[Records from a data collection]
== == ==

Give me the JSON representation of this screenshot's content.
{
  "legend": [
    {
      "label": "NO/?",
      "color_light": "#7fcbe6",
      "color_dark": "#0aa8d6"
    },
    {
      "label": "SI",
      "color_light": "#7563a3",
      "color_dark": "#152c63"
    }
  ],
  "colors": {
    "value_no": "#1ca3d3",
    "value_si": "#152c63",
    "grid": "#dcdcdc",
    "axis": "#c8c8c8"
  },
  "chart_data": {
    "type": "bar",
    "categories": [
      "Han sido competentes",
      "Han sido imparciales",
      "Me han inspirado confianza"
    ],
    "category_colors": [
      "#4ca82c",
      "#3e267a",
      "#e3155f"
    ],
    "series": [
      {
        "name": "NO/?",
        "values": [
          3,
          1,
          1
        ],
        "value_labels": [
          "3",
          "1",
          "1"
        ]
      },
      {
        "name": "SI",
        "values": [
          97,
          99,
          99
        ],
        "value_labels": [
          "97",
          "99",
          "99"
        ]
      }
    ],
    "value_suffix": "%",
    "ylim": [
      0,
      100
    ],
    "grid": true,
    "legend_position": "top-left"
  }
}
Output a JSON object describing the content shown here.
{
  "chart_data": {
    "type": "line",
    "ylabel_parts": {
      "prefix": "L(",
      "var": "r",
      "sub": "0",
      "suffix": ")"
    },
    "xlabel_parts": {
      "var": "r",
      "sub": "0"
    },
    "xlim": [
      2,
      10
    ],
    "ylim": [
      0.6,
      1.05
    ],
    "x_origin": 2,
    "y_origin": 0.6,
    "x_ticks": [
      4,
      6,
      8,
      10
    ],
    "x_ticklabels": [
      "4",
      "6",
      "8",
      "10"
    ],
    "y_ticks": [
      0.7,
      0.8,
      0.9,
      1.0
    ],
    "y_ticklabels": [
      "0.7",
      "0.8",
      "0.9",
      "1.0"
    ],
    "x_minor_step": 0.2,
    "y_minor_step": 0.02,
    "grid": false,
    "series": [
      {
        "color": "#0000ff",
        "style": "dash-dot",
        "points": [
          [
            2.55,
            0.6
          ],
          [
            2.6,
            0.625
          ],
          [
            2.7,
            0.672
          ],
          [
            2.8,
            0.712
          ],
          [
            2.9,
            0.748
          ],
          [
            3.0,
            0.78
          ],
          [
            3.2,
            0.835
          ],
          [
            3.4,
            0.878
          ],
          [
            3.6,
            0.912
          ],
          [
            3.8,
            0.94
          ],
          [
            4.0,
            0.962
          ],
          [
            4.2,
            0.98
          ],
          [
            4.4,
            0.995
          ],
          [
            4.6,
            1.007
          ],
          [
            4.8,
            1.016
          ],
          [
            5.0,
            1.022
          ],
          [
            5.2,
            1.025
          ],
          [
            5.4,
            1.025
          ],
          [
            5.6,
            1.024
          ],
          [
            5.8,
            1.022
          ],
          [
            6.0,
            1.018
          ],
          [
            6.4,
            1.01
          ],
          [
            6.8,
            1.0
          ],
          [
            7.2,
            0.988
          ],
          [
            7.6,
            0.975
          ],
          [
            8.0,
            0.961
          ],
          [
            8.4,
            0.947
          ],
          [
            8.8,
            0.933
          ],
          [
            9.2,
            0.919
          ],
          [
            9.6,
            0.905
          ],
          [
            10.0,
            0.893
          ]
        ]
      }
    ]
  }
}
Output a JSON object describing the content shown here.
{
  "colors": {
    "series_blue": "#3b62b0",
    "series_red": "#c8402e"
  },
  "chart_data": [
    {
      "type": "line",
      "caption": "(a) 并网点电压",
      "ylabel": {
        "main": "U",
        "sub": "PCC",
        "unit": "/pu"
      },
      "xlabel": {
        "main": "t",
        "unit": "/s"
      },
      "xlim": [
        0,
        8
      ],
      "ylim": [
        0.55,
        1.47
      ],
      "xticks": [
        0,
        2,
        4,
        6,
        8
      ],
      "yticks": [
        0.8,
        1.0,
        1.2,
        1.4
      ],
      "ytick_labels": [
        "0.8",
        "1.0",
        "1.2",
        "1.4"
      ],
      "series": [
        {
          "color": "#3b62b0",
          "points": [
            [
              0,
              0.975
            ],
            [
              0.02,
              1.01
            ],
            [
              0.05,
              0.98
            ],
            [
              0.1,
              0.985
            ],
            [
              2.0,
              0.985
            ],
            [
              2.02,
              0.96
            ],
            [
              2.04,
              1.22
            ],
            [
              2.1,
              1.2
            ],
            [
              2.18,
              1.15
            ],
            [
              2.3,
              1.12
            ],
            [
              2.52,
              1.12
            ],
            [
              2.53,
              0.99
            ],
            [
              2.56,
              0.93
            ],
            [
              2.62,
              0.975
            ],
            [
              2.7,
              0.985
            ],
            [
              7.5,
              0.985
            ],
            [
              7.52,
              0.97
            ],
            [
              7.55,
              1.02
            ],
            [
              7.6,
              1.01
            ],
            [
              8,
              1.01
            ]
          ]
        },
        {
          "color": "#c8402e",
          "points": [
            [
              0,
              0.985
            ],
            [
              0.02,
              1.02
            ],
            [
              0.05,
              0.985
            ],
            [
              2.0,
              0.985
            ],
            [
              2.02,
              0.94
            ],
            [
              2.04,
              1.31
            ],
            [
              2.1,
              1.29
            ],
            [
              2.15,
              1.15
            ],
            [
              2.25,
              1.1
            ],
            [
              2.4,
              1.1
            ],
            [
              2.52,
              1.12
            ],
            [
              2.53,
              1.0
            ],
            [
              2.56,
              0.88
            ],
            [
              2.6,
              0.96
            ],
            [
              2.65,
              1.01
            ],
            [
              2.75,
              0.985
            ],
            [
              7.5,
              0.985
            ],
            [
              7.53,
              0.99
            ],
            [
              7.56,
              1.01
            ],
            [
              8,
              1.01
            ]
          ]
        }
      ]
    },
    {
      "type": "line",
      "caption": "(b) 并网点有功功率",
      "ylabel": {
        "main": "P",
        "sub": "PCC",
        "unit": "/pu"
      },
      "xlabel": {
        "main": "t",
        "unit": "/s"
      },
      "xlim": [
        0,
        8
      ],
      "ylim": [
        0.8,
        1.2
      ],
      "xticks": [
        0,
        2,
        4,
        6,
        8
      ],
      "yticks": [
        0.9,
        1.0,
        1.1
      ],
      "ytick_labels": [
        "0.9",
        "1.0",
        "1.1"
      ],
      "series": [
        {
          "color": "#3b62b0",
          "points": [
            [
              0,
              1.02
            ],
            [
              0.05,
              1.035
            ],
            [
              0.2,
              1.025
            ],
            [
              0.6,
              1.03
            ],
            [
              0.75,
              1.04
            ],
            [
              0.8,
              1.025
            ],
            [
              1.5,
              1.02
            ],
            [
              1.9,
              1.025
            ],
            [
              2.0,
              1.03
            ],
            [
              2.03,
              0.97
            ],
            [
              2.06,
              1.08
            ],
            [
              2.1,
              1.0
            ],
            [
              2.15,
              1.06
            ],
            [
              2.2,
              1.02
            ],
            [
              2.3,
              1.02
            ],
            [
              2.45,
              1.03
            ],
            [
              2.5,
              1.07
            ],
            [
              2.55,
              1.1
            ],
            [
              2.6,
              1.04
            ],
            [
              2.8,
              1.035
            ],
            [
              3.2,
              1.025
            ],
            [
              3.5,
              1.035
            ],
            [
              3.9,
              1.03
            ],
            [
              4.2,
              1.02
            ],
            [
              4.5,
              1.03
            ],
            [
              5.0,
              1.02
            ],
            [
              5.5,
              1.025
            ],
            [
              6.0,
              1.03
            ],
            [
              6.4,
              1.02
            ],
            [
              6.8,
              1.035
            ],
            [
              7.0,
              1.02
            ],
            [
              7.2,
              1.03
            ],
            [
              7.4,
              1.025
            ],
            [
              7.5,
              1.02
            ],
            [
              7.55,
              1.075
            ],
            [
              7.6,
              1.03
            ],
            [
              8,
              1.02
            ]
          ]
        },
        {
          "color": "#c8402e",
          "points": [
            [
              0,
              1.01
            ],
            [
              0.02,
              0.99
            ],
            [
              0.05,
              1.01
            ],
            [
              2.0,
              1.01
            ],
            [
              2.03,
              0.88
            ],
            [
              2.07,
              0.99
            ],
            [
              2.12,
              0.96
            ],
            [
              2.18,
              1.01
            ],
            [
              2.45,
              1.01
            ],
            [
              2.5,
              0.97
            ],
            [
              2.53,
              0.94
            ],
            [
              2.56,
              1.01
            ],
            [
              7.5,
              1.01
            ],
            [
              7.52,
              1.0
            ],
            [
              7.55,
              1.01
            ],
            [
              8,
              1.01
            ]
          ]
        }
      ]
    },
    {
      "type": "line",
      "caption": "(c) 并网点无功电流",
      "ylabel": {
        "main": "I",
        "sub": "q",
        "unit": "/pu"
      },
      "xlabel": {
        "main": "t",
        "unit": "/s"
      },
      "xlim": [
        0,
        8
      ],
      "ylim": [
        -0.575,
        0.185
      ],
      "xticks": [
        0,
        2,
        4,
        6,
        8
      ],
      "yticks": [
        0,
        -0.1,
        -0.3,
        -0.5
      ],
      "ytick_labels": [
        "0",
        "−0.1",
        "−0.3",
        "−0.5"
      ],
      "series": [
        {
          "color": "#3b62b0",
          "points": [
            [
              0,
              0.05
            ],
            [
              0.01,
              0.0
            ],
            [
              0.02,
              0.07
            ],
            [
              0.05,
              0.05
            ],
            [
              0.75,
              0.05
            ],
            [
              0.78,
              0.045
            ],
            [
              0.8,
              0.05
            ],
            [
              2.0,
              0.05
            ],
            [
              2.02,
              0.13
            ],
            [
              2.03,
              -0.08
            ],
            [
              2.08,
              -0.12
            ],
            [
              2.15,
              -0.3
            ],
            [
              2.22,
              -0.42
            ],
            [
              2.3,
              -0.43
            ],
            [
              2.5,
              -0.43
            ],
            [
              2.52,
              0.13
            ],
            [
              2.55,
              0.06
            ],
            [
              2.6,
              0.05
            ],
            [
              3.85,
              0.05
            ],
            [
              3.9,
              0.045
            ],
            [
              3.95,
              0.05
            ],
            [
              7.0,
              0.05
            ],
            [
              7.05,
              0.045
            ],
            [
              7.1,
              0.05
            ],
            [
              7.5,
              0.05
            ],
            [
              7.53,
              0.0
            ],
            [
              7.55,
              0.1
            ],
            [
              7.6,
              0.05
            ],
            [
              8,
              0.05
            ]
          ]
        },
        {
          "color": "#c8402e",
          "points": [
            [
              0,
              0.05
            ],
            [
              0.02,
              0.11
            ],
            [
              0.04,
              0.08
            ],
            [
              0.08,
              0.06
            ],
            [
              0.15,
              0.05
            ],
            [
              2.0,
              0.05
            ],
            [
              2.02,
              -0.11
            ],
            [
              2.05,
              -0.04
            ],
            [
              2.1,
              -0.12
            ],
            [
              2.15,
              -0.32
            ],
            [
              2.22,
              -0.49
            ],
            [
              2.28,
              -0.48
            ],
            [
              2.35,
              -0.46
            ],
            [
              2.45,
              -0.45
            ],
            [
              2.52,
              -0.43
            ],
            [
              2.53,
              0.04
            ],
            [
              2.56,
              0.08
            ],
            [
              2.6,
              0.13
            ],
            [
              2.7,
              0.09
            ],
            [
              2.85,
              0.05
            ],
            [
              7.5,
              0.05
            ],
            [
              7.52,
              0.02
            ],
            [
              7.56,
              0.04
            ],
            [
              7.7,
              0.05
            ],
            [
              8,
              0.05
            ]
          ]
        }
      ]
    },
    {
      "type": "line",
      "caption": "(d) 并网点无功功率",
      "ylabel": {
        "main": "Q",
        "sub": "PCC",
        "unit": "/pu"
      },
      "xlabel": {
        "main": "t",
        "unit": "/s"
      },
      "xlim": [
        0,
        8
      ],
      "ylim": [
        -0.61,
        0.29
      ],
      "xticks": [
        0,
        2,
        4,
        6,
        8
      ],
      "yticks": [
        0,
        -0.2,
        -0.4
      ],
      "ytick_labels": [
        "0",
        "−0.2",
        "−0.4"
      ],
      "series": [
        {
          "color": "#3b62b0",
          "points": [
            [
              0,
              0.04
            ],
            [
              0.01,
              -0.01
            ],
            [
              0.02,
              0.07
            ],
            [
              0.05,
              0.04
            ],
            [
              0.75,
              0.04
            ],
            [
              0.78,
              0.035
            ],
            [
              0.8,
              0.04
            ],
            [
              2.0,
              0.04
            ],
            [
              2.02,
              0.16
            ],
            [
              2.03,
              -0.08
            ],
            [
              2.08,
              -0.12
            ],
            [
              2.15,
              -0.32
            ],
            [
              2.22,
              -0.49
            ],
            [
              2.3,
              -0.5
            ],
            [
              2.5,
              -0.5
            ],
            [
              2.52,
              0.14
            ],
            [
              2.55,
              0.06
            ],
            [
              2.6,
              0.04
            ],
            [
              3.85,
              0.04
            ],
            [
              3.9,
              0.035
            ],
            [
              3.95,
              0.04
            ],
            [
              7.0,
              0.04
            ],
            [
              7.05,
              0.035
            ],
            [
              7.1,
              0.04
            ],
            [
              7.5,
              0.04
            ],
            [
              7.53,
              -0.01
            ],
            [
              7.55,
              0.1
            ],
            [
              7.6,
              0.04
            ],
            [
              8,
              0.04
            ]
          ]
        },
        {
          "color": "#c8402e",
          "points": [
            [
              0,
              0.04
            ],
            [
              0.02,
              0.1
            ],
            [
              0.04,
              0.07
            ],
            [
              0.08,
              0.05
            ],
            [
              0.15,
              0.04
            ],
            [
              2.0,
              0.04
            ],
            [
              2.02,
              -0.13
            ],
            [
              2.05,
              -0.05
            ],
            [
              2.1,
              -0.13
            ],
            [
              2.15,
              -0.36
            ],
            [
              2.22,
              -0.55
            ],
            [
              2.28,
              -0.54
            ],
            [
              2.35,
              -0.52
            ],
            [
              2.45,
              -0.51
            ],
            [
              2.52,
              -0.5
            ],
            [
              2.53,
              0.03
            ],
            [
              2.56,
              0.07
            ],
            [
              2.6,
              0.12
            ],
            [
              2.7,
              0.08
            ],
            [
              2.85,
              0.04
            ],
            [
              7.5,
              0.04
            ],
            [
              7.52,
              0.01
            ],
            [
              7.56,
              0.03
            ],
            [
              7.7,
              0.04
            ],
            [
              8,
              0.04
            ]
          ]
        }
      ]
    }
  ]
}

== == ==

Task directions:
Using the records above, copy each line that contains "caption".

The solution:
      "caption": "(a) 并网点电压",
      "caption": "(b) 并网点有功功率",
      "caption": "(c) 并网点无功电流",
      "caption": "(d) 并网点无功功率",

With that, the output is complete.